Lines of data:

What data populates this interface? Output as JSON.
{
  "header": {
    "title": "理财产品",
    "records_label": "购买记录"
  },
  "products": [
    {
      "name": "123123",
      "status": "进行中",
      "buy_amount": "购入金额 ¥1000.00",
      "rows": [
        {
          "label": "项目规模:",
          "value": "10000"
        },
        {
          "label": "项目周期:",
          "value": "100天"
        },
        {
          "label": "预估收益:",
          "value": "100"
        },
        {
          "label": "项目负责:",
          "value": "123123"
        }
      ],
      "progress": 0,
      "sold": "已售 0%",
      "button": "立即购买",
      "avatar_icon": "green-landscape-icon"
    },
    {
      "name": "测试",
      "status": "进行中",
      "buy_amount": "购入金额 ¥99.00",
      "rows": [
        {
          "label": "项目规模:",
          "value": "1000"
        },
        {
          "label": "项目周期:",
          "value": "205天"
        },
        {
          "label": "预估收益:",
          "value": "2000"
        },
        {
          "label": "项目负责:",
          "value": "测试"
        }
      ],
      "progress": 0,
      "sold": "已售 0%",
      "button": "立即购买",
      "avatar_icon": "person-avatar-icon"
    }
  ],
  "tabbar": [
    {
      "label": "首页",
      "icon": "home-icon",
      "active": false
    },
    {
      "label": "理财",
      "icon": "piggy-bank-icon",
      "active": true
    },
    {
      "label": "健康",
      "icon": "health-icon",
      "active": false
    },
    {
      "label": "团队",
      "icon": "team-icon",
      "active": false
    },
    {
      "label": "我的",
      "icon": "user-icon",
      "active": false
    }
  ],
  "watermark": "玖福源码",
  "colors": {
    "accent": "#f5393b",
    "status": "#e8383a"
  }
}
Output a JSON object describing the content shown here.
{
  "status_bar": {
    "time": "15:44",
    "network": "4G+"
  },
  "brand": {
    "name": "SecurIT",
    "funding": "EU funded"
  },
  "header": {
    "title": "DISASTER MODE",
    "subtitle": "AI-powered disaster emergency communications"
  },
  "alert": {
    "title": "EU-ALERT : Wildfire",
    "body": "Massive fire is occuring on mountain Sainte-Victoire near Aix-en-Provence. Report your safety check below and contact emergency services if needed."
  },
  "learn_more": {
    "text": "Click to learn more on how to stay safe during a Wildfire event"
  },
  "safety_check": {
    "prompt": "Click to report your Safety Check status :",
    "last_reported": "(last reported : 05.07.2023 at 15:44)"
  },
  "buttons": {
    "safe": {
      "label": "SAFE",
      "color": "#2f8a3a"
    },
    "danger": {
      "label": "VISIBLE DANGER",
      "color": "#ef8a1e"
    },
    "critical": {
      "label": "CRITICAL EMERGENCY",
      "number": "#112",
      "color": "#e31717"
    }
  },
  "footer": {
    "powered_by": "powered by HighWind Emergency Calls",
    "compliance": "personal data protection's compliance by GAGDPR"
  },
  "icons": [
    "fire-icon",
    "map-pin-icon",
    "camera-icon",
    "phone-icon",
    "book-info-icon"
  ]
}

Task requirements
Find the lines of the material that hold the word "your" and report their count alone.

Task solution
2